> [Document text]:
=-=-=-=-=

ViTDet backbones

source

ViTDetBackbone class

keras_cv.models.ViTDetBackbone(
    include_rescaling,
    input_shape=(1024, 1024, 3),
    input_tensor=None,
    patch_size=16,
    embed_dim=768,
    depth=12,
    mlp_dim=3072,
    num_heads=12,
    out_chans=256,
    use_bias=True,
    use_abs_pos=True,
    use_rel_pos=True,
    window_size=14,
    global_attention_indices=[2, 5, 8, 11],
    layer_norm_epsilon=1e-06,
    **kwargs
)

A ViT image encoder that uses a windowed transformer encoder and relative positional encodings.

Arguments

  • input_shape (tuple[int], optional): The size of the input image in (H, W, C) format. Defaults to (1024, 1024, 3).
  • input_tensor (KerasTensor, optional): Output of keras.layers.Input()) to use as image input for the model. Defaults to None.
  • include_rescaling (bool, optional): Whether to rescale the inputs. If set to True, inputs will be passed through a Rescaling(1/255.0) layer. Defaults to False.

=-=-=-=-=

> [Extracted information]:
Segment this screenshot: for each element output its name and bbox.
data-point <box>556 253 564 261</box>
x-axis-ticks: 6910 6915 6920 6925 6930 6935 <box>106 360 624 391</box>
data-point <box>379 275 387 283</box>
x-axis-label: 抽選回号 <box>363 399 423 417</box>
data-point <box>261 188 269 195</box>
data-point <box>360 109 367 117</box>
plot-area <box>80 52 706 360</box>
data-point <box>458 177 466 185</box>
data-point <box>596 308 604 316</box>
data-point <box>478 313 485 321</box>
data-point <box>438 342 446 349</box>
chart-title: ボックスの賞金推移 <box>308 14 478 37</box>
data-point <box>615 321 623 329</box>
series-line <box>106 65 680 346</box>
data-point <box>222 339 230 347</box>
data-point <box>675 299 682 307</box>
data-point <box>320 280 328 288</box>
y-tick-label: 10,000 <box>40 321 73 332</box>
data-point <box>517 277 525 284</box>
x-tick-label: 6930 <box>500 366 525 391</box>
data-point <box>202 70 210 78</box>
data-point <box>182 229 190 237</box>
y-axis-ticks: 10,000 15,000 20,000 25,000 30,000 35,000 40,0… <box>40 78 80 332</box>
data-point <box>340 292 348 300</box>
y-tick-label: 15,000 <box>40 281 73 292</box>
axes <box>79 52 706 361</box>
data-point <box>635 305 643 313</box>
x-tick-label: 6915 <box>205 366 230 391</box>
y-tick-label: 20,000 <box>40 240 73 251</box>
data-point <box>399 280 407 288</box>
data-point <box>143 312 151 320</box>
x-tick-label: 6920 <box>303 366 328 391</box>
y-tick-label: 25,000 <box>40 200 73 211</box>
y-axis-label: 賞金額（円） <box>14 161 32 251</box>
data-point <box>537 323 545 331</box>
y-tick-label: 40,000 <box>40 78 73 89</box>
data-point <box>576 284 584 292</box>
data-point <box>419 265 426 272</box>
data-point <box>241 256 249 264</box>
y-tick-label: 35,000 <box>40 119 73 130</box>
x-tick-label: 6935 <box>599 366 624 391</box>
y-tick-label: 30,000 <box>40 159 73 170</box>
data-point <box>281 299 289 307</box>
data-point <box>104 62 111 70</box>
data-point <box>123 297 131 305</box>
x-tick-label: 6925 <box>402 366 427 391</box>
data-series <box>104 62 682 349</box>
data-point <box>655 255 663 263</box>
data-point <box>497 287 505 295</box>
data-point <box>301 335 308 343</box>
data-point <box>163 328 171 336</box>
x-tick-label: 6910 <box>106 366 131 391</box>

=-=-=-=-=

> [Exercises to complete]:
1 - Name every argument that the Arguments section of the ViTDet backbone documentation explains, along with the type it lists for each.
2 - Summarize the ViTDet backbone documentation in two sentences.

> [Completed exercise]:
1 -
- input_shape: tuple[int], optional
- input_tensor: KerasTensor, optional
- include_rescaling: bool, optional

2 - The keras_cv.models.ViTDetBackbone class is a ViT image encoder that uses a windowed transformer encoder and relative positional encodings. Its documented arguments set the input image size in (H, W, C) format (default (1024, 1024, 3)) and an optional input tensor, and they control whether inputs are rescaled through a Rescaling(1/255.0) layer.